§ **WHAT IS BEING ASKED**
Write out all of the rows below word for word, leaving out the pictures.

§ **DATA IN THIS EXERCISE**
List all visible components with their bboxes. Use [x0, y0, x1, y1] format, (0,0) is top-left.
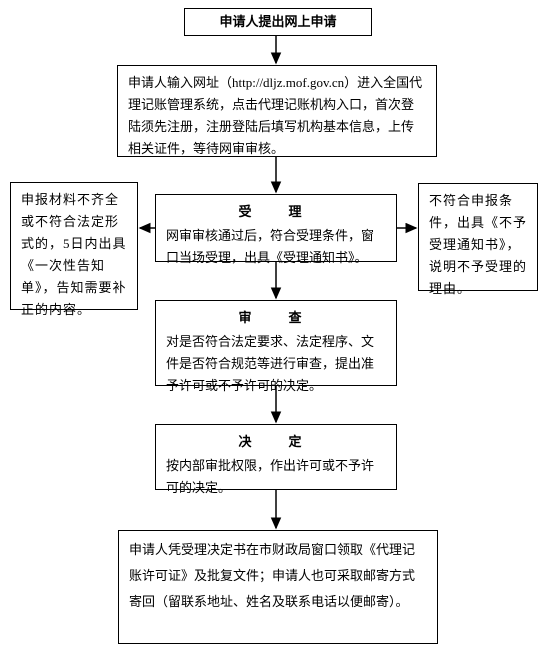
node-review-text: 对是否符合法定要求、法定程序、文件是否符合规范等进行审查，提出准予许可或不予许可… [166, 334, 374, 393]
node-incomplete-materials-text: 申报材料不齐全或不符合法定形式的，5日内出具《一次性告知单》，告知需要补正的内容… [21, 192, 127, 317]
node-start: 申请人提出网上申请 [184, 8, 372, 36]
node-incomplete-materials: 申报材料不齐全或不符合法定形式的，5日内出具《一次性告知单》，告知需要补正的内容… [10, 182, 138, 310]
node-start-label: 申请人提出网上申请 [219, 11, 336, 33]
node-review-title: 审 查 [166, 307, 386, 329]
node-acceptance-title: 受 理 [166, 201, 386, 223]
node-collect-cert-text: 申请人凭受理决定书在市财政局窗口领取《代理记账许可证》及批复文件；申请人也可采取… [129, 542, 415, 609]
node-input-url: 申请人输入网址（http://dljz.mof.gov.cn）进入全国代理记账管… [117, 65, 437, 157]
node-input-url-text: 申请人输入网址（http://dljz.mof.gov.cn）进入全国代理记账管… [128, 75, 422, 156]
node-decision-text: 按内部审批权限，作出许可或不予许可的决定。 [166, 458, 374, 495]
node-acceptance-text: 网审审核通过后，符合受理条件，窗口当场受理，出具《受理通知书》。 [166, 228, 374, 265]
node-review: 审 查 对是否符合法定要求、法定程序、文件是否符合规范等进行审查，提出准予许可或… [155, 300, 397, 386]
node-collect-cert: 申请人凭受理决定书在市财政局窗口领取《代理记账许可证》及批复文件；申请人也可采取… [118, 530, 438, 644]
node-not-qualified-text: 不符合申报条件，出具《不予受理通知书》，说明不予受理的理由。 [429, 193, 527, 296]
node-decision: 决 定 按内部审批权限，作出许可或不予许可的决定。 [155, 424, 397, 490]
node-acceptance: 受 理 网审审核通过后，符合受理条件，窗口当场受理，出具《受理通知书》。 [155, 194, 397, 262]
node-decision-title: 决 定 [166, 431, 386, 453]
node-not-qualified: 不符合申报条件，出具《不予受理通知书》，说明不予受理的理由。 [418, 183, 538, 291]
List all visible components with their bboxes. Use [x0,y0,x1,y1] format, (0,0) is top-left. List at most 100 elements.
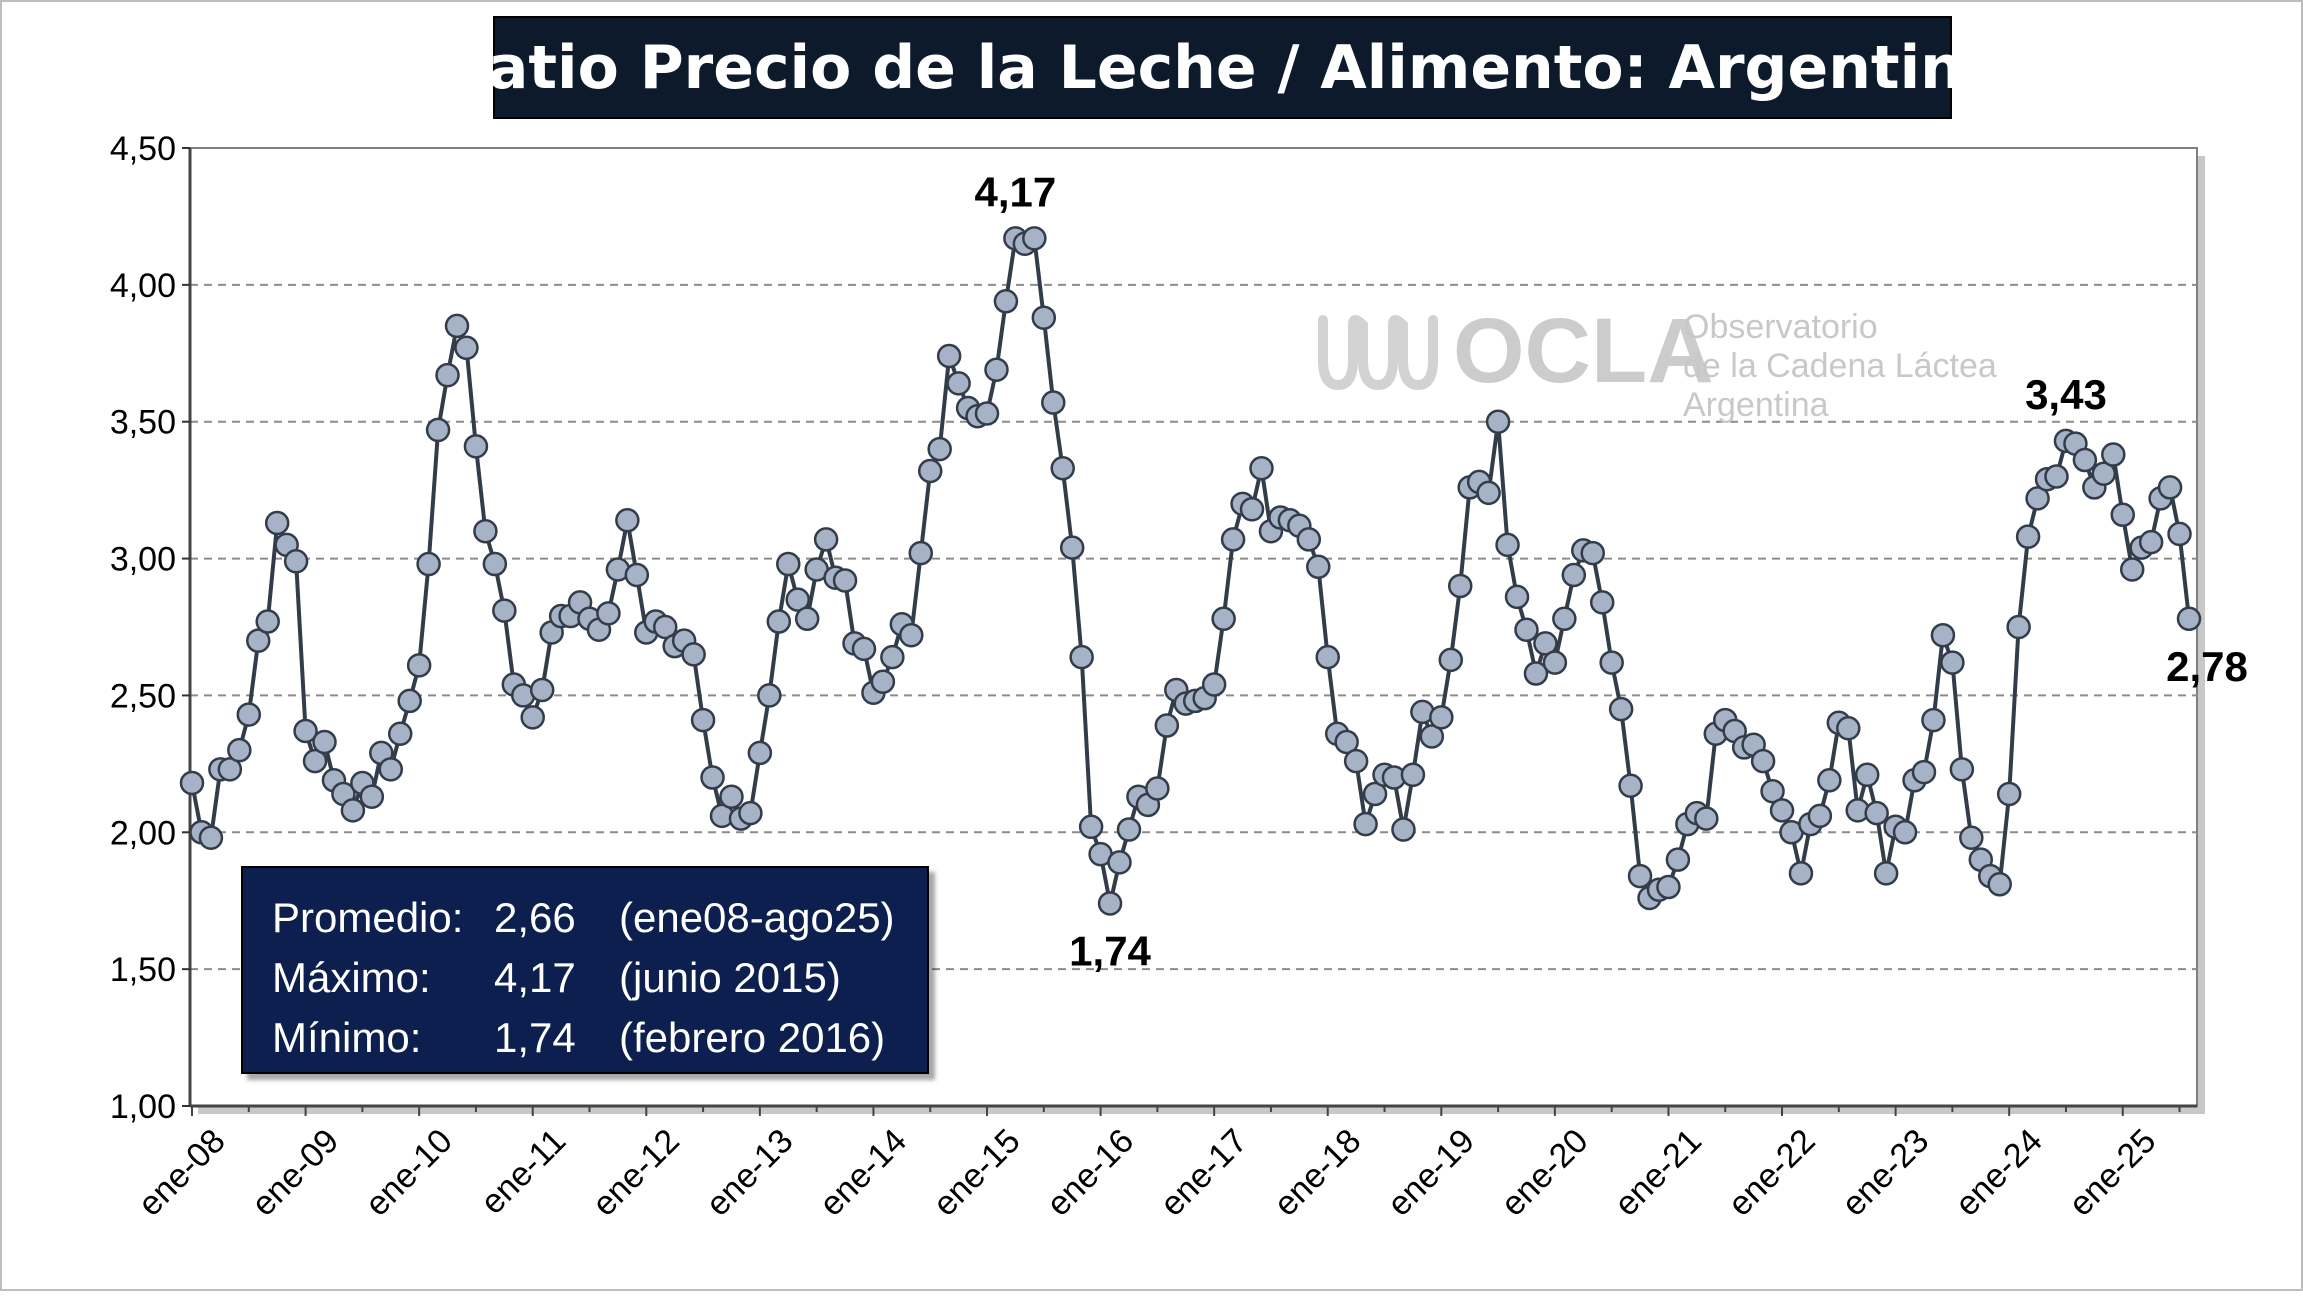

§ **WRITTEN ANSWER**
List all visible components with their bboxes. Use [x0, y0, x1, y1] format, (0,0) is top-left.
node-review-text: 对是否符合法定要求、法定程序、文件是否符合规范等进行审查，提出准予许可或不予许可… [166, 334, 374, 393]
node-incomplete-materials-text: 申报材料不齐全或不符合法定形式的，5日内出具《一次性告知单》，告知需要补正的内容… [21, 192, 127, 317]
node-start: 申请人提出网上申请 [184, 8, 372, 36]
node-incomplete-materials: 申报材料不齐全或不符合法定形式的，5日内出具《一次性告知单》，告知需要补正的内容… [10, 182, 138, 310]
node-start-label: 申请人提出网上申请 [219, 11, 336, 33]
node-review-title: 审 查 [166, 307, 386, 329]
node-acceptance-title: 受 理 [166, 201, 386, 223]
node-collect-cert-text: 申请人凭受理决定书在市财政局窗口领取《代理记账许可证》及批复文件；申请人也可采取… [129, 542, 415, 609]
node-input-url: 申请人输入网址（http://dljz.mof.gov.cn）进入全国代理记账管… [117, 65, 437, 157]
node-input-url-text: 申请人输入网址（http://dljz.mof.gov.cn）进入全国代理记账管… [128, 75, 422, 156]
node-decision-text: 按内部审批权限，作出许可或不予许可的决定。 [166, 458, 374, 495]
node-acceptance-text: 网审审核通过后，符合受理条件，窗口当场受理，出具《受理通知书》。 [166, 228, 374, 265]
node-review: 审 查 对是否符合法定要求、法定程序、文件是否符合规范等进行审查，提出准予许可或… [155, 300, 397, 386]
node-collect-cert: 申请人凭受理决定书在市财政局窗口领取《代理记账许可证》及批复文件；申请人也可采取… [118, 530, 438, 644]
node-not-qualified-text: 不符合申报条件，出具《不予受理通知书》，说明不予受理的理由。 [429, 193, 527, 296]
node-decision: 决 定 按内部审批权限，作出许可或不予许可的决定。 [155, 424, 397, 490]
node-acceptance: 受 理 网审审核通过后，符合受理条件，窗口当场受理，出具《受理通知书》。 [155, 194, 397, 262]
node-decision-title: 决 定 [166, 431, 386, 453]
node-not-qualified: 不符合申报条件，出具《不予受理通知书》，说明不予受理的理由。 [418, 183, 538, 291]
List all visible components with their bboxes. Use [x0,y0,x1,y1] format, (0,0) is top-left. List at most 100 elements.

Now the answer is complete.